Set down each entry from the block beneath, exactly as written.

Collected data entries:
►
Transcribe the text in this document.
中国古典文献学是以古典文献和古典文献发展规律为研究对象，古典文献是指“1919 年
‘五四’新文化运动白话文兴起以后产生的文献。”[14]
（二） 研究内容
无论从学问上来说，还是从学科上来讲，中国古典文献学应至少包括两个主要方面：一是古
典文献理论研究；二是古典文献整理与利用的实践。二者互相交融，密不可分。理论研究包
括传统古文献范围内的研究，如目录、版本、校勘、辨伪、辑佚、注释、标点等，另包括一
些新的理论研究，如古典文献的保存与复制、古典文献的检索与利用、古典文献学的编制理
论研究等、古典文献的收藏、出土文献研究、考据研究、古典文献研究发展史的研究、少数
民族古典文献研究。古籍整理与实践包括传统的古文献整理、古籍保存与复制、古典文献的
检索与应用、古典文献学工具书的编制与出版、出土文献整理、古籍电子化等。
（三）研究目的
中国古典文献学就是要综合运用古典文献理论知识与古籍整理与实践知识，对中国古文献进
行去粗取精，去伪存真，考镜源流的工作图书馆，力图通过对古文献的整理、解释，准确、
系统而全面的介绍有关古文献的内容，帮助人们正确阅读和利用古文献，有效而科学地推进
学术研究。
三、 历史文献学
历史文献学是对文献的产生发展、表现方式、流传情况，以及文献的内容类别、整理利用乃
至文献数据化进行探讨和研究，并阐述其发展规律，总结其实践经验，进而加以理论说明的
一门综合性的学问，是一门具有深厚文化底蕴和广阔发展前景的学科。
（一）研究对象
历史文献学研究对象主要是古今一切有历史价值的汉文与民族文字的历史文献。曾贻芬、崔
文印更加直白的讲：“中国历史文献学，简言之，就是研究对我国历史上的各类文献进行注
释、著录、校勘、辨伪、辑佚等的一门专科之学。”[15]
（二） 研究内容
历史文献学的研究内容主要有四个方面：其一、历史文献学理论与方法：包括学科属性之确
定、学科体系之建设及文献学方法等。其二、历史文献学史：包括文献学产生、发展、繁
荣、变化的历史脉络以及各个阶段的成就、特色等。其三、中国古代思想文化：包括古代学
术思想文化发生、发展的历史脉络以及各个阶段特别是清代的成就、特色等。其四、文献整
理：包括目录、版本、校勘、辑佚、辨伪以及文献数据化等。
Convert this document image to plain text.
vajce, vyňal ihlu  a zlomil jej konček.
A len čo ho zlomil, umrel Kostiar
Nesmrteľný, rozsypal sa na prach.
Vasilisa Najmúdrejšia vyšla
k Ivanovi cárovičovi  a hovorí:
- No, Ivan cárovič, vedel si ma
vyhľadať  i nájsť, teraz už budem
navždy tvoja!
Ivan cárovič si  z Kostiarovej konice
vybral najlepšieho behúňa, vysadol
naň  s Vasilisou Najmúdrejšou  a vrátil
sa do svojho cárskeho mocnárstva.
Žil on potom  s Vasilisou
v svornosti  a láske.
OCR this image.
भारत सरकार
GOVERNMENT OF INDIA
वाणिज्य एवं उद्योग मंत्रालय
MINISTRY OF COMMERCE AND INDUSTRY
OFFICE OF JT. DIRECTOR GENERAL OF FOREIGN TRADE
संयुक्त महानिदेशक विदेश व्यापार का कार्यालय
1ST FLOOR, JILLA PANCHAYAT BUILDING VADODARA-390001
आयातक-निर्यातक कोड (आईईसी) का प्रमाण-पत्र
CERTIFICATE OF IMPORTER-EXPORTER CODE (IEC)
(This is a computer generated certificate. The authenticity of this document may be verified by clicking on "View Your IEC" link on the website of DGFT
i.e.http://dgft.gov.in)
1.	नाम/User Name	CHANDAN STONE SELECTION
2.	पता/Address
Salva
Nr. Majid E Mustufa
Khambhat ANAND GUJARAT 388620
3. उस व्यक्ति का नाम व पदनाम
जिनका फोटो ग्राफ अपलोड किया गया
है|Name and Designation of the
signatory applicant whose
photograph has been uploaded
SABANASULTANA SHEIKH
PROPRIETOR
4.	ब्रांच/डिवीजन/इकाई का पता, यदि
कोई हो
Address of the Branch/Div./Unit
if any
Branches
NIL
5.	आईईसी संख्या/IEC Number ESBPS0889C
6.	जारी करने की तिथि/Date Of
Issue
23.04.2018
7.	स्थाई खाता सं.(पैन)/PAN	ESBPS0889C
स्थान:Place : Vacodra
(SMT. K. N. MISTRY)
◄
Response »
Transcribe the text in this document.
中国古典文献学是以古典文献和古典文献发展规律为研究对象，古典文献是指“1919 年
‘五四’新文化运动白话文兴起以后产生的文献。”[14]
（二） 研究内容
无论从学问上来说，还是从学科上来讲，中国古典文献学应至少包括两个主要方面：一是古
典文献理论研究；二是古典文献整理与利用的实践。二者互相交融，密不可分。理论研究包
括传统古文献范围内的研究，如目录、版本、校勘、辨伪、辑佚、注释、标点等，另包括一
些新的理论研究，如古典文献的保存与复制、古典文献的检索与利用、古典文献学的编制理
论研究等、古典文献的收藏、出土文献研究、考据研究、古典文献研究发展史的研究、少数
民族古典文献研究。古籍整理与实践包括传统的古文献整理、古籍保存与复制、古典文献的
检索与应用、古典文献学工具书的编制与出版、出土文献整理、古籍电子化等。
（三）研究目的
中国古典文献学就是要综合运用古典文献理论知识与古籍整理与实践知识，对中国古文献进
行去粗取精，去伪存真，考镜源流的工作图书馆，力图通过对古文献的整理、解释，准确、
系统而全面的介绍有关古文献的内容，帮助人们正确阅读和利用古文献，有效而科学地推进
学术研究。
三、 历史文献学
历史文献学是对文献的产生发展、表现方式、流传情况，以及文献的内容类别、整理利用乃
至文献数据化进行探讨和研究，并阐述其发展规律，总结其实践经验，进而加以理论说明的
一门综合性的学问，是一门具有深厚文化底蕴和广阔发展前景的学科。
（一）研究对象
历史文献学研究对象主要是古今一切有历史价值的汉文与民族文字的历史文献。曾贻芬、崔
文印更加直白的讲：“中国历史文献学，简言之，就是研究对我国历史上的各类文献进行注
释、著录、校勘、辨伪、辑佚等的一门专科之学。”[15]
（二） 研究内容
历史文献学的研究内容主要有四个方面：其一、历史文献学理论与方法：包括学科属性之确
定、学科体系之建设及文献学方法等。其二、历史文献学史：包括文献学产生、发展、繁
荣、变化的历史脉络以及各个阶段的成就、特色等。其三、中国古代思想文化：包括古代学
术思想文化发生、发展的历史脉络以及各个阶段特别是清代的成就、特色等。其四、文献整
理：包括目录、版本、校勘、辑佚、辨伪以及文献数据化等。
Convert this document image to plain text.
vajce, vyňal ihlu  a zlomil jej konček.
A len čo ho zlomil, umrel Kostiar
Nesmrteľný, rozsypal sa na prach.
Vasilisa Najmúdrejšia vyšla
k Ivanovi cárovičovi  a hovorí:
- No, Ivan cárovič, vedel si ma
vyhľadať  i nájsť, teraz už budem
navždy tvoja!
Ivan cárovič si  z Kostiarovej konice
vybral najlepšieho behúňa, vysadol
naň  s Vasilisou Najmúdrejšou  a vrátil
sa do svojho cárskeho mocnárstva.
Žil on potom  s Vasilisou
v svornosti  a láske.
OCR this image.
भारत सरकार
GOVERNMENT OF INDIA
वाणिज्य एवं उद्योग मंत्रालय
MINISTRY OF COMMERCE AND INDUSTRY
OFFICE OF JT. DIRECTOR GENERAL OF FOREIGN TRADE
संयुक्त महानिदेशक विदेश व्यापार का कार्यालय
1ST FLOOR, JILLA PANCHAYAT BUILDING VADODARA-390001
आयातक-निर्यातक कोड (आईईसी) का प्रमाण-पत्र
CERTIFICATE OF IMPORTER-EXPORTER CODE (IEC)
(This is a computer generated certificate. The authenticity of this document may be verified by clicking on "View Your IEC" link on the website of DGFT
i.e.http://dgft.gov.in)
1.	नाम/User Name	CHANDAN STONE SELECTION
2.	पता/Address
Salva
Nr. Majid E Mustufa
Khambhat ANAND GUJARAT 388620
3. उस व्यक्ति का नाम व पदनाम
जिनका फोटो ग्राफ अपलोड किया गया
है|Name and Designation of the
signatory applicant whose
photograph has been uploaded
SABANASULTANA SHEIKH
PROPRIETOR
4.	ब्रांच/डिवीजन/इकाई का पता, यदि
कोई हो
Address of the Branch/Div./Unit
if any
Branches
NIL
5.	आईईसी संख्या/IEC Number ESBPS0889C
6.	जारी करने की तिथि/Date Of
Issue
23.04.2018
7.	स्थाई खाता सं.(पैन)/PAN	ESBPS0889C
स्थान:Place : Vacodra
(SMT. K. N. MISTRY)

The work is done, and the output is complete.